_EXERCISE AIM_.
Count how many lines hold the word "common" and give that number as the whole answer.

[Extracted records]
#####

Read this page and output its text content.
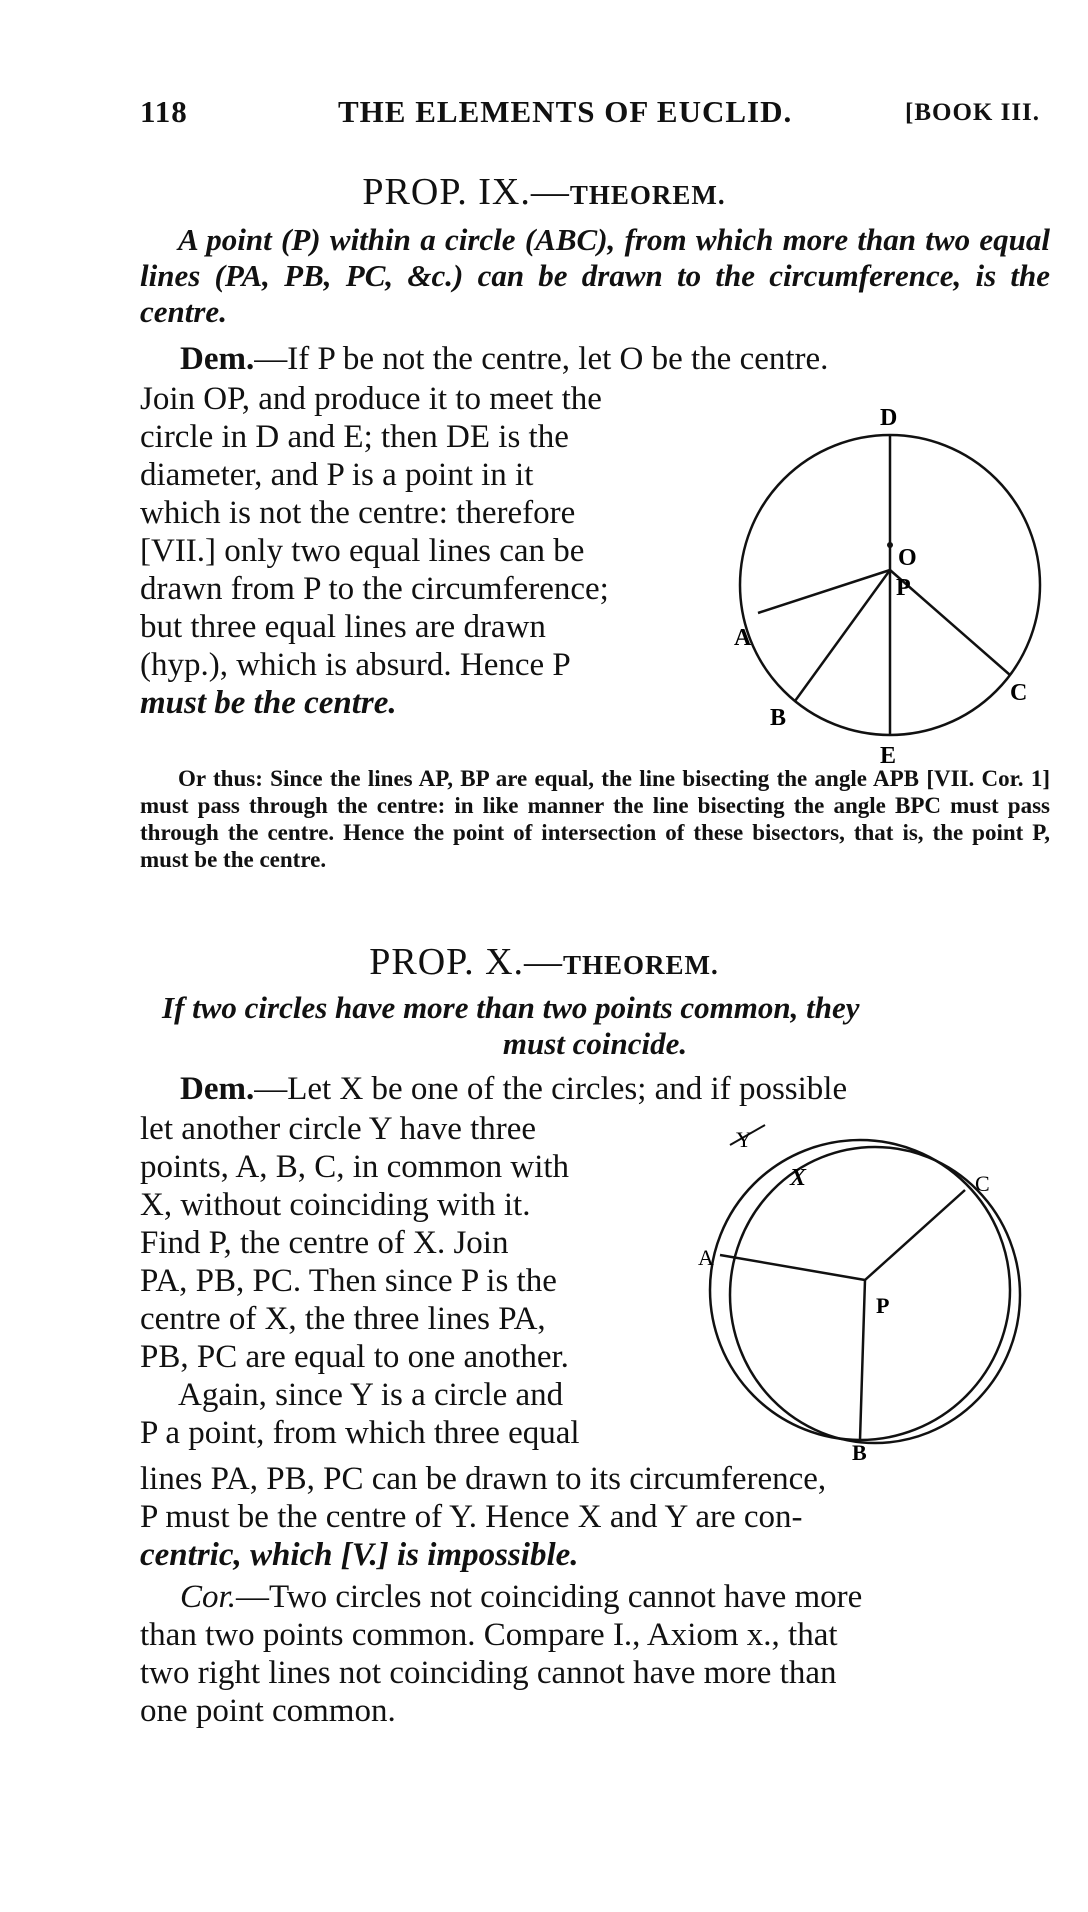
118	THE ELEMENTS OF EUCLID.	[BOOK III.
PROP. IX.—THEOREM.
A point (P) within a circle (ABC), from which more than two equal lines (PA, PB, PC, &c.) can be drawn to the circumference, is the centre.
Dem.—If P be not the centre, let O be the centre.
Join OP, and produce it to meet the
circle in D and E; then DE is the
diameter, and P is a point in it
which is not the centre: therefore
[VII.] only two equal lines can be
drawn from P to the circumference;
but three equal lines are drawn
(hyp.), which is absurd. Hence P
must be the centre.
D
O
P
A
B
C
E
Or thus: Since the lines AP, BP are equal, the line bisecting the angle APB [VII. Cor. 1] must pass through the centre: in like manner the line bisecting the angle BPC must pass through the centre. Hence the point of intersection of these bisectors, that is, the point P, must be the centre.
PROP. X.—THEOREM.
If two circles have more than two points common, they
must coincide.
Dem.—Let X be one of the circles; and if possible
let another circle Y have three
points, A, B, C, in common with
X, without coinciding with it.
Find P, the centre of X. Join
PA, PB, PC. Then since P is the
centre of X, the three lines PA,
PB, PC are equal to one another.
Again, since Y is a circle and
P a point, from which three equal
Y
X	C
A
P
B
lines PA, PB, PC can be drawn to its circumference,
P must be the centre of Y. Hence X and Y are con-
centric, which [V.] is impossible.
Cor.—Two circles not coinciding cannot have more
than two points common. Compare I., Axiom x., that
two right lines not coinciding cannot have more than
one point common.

#####

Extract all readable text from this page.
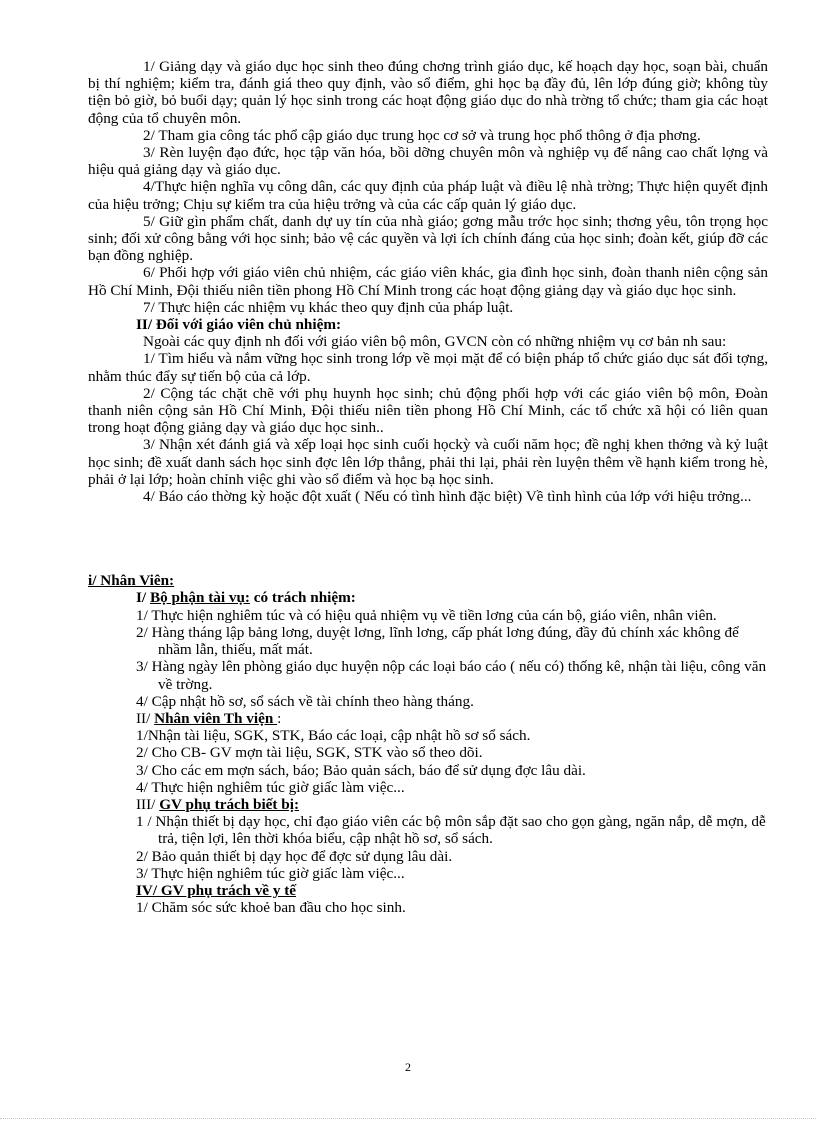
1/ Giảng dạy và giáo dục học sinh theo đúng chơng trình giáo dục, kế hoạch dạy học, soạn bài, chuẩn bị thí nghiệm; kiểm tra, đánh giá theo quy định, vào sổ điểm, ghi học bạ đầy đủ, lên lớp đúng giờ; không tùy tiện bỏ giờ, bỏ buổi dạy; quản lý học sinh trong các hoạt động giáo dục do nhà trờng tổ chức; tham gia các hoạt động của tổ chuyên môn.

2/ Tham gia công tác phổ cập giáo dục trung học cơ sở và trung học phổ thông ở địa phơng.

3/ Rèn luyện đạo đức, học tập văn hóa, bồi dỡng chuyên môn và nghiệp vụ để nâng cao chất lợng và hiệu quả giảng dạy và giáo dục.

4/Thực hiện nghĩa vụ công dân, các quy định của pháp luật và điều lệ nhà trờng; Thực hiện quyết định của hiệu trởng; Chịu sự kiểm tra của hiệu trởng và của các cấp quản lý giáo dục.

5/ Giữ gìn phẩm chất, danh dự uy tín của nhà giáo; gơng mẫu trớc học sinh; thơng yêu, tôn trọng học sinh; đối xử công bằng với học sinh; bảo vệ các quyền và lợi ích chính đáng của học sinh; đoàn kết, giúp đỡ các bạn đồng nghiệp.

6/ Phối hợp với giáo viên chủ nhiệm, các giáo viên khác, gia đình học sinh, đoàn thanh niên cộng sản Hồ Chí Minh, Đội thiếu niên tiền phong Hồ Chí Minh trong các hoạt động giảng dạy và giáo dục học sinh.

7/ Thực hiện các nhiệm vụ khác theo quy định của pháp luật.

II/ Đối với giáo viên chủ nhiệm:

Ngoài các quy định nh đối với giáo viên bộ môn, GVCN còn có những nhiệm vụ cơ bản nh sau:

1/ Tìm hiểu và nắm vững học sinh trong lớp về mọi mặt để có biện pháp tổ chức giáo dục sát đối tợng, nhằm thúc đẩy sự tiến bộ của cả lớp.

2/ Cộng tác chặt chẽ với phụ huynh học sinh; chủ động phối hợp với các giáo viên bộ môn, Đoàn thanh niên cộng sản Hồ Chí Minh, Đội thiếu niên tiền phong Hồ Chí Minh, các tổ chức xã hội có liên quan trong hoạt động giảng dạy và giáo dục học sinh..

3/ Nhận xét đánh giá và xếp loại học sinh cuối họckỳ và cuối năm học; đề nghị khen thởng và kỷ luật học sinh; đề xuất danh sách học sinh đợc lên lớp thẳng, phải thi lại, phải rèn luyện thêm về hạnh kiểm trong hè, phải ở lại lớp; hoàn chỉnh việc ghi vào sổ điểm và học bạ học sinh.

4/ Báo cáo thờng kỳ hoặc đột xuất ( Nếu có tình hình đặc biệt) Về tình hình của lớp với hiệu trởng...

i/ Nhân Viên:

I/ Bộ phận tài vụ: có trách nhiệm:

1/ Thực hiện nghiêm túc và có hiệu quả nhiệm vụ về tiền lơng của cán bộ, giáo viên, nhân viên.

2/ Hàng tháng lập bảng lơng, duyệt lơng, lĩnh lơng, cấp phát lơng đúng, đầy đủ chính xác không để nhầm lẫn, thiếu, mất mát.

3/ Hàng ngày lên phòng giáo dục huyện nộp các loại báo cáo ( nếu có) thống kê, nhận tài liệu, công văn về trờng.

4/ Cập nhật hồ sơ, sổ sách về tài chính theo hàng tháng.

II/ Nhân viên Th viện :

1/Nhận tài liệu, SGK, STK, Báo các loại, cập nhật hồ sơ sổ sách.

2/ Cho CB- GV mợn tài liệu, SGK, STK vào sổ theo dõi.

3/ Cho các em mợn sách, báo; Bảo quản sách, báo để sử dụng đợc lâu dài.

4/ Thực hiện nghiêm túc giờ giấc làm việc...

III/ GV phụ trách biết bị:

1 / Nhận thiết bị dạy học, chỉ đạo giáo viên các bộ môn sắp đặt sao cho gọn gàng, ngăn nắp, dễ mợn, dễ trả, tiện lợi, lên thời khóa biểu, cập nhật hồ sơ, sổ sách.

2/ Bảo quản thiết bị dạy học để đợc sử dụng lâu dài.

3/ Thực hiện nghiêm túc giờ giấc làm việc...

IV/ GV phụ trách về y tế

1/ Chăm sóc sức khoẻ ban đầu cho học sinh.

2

#####

_TASK RESPONSE_.
4